======== PROVIDED PASSAGE

Google just announced an idea that could forever change the business model for advertising on the internet. In short, Google is toying with the thought of allowing web surfers to see their favorite websites ad-free in exchange for a $1-$3 monthly fee. This new service has been given the name Contributor. To begin, Contributor will launch on a number of popular sites, including Mashable, Imgur, wikiHow, The Onion, and Urban Dictionary.
HOW IT WORKS: If you are an avid reader/user of a participating site and don’t want to see ads, you can sign up to pay a monthly amount between $1-3 through Contributor. Then, when you visit that site (or any of the other participating sites) you will be shown blurred-out boxes with a Thank You message from Google instead of the pesky, slow-to-load ads. From that $1-$3 monthly fee, Google will take a portion and the rest will be split among the participating sites.
There are some more technicalities behind Contributor (Like the fact that if a website’s ads are completely hosted by Google, users who pay the monthly fee will not see a single ad. However, Contributor will not block other ads/ad sources that the website might have), but for the most part, the above 2 paragraphs are the basics.
Now when I heard of this new phenomena, I instantaneously thought of its future implications in relation to ESPN.
Why you ask??

================
======== EXTRACTED MATERIAL

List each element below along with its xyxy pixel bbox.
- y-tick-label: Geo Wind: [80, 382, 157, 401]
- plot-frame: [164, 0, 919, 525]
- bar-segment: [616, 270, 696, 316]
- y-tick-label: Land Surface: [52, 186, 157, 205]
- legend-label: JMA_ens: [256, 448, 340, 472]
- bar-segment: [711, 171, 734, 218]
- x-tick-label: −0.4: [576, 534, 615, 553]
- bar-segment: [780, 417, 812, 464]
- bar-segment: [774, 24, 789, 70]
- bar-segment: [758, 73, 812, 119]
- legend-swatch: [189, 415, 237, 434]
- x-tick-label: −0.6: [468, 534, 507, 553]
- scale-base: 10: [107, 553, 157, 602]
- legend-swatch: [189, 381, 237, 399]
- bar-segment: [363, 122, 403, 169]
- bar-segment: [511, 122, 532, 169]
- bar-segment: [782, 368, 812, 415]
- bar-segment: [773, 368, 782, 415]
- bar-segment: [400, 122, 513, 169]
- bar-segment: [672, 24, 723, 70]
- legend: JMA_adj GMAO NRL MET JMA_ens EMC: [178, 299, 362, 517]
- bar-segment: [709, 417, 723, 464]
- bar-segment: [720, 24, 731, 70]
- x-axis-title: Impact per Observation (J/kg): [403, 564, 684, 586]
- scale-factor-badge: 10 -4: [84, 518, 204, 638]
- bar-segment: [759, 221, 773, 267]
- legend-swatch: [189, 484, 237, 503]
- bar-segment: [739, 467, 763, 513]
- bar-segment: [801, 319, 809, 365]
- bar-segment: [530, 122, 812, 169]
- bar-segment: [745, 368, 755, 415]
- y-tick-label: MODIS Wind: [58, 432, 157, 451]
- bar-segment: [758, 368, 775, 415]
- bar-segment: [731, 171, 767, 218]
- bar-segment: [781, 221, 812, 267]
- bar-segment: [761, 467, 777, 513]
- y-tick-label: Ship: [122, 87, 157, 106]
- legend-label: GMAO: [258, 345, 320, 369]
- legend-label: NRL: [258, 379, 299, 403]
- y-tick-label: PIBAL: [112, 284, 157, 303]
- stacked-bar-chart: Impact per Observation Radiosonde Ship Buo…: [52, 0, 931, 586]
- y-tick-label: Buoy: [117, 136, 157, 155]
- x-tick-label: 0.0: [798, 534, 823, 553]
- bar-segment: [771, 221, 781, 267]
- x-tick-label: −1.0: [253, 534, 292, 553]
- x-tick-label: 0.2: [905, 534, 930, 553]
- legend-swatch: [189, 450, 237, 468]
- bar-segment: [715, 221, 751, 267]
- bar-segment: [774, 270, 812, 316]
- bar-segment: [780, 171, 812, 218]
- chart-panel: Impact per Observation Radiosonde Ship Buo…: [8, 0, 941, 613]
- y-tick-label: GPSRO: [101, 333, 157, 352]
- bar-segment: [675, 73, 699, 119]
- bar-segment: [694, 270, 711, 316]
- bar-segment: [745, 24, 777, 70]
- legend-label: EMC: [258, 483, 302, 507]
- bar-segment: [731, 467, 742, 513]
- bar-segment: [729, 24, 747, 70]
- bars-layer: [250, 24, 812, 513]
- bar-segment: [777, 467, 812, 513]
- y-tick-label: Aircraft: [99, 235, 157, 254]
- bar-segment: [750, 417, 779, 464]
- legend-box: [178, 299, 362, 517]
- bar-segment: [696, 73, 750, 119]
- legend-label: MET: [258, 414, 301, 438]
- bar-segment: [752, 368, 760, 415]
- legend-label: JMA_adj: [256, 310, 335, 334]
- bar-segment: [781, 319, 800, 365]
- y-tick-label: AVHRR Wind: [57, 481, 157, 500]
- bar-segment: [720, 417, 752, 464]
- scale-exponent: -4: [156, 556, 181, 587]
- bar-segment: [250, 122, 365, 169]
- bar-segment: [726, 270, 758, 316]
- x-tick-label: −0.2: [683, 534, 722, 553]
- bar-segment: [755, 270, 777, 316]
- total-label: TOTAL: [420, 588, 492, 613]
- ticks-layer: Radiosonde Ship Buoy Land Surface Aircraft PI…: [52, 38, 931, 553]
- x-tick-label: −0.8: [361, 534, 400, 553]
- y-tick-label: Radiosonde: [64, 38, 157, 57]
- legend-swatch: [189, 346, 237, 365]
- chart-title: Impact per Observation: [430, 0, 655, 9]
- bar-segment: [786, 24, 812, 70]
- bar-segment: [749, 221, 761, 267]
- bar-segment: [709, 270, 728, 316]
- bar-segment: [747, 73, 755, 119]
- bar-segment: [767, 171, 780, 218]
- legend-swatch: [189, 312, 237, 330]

================

▶ [CHECK YOUR UNDERSTANDING]:
**A.** In the piece about Google's Contributor service, what monthly fee range can web surfers pay to see participating websites without ads?
**B.** Render this sentence from the Google Contributor piece in Spanish: "This new service has been given the name Contributor."
**C.** Carry on the piece about Google's Contributor service, picking up right after its final line, "Why you ask??"

▶ [ANSWERS TO EACH TASK]:
**A.** $1-$3 a month

**B.** Este nuevo servicio ha recibido el nombre de Contributor.

**C.**
ESPN is probably the most powerful cable network there is and there ever will be. In the business of TV, there are per-subscriber fees. In order for a cable network like ESPN, TNT, or Discovery to be available to a cable company (Time Warner, Directv, etc.), the network and the cable company have to agree on this per-subscriber fee. A per-subscriber fee is basically the money networks make for selling their content to cable providers. For the sake of a simple argument and a simple example, lets say TNT has an agreement with Directv. That agreement says that every month, Directv has to pay $0.64 to TNT for every cable subscriber (customer) Directv has. Directv pays this because they know they need to offer TNT to make their cable subscribers happy. To continue a simple discussion, lets say TNT agreed on a per-subscriber fee of $0.64 with every cable network in America. The Discovery Channel, on the other hand, demands only $0.24 cents from every cable company. Now we all know ESPN is a very popular network. If a cable company doesn’t offer ESPN, people will get VERY VERY upset VERY VERY quickly and seriously consider changing cable companies. ESPN knows they are in high demand, so they require cable companies to pay them somewhere close to $7.50 for every cable subscriber. This high fee gives cable companies access to ESPN and all of its corresponding channels (like ESPN 2, ESPN Classic, ESPN 3, ESPN News, etc.). In the grand scheme of cable networks, ESPN has the highest per-subscriber fee by a long shot.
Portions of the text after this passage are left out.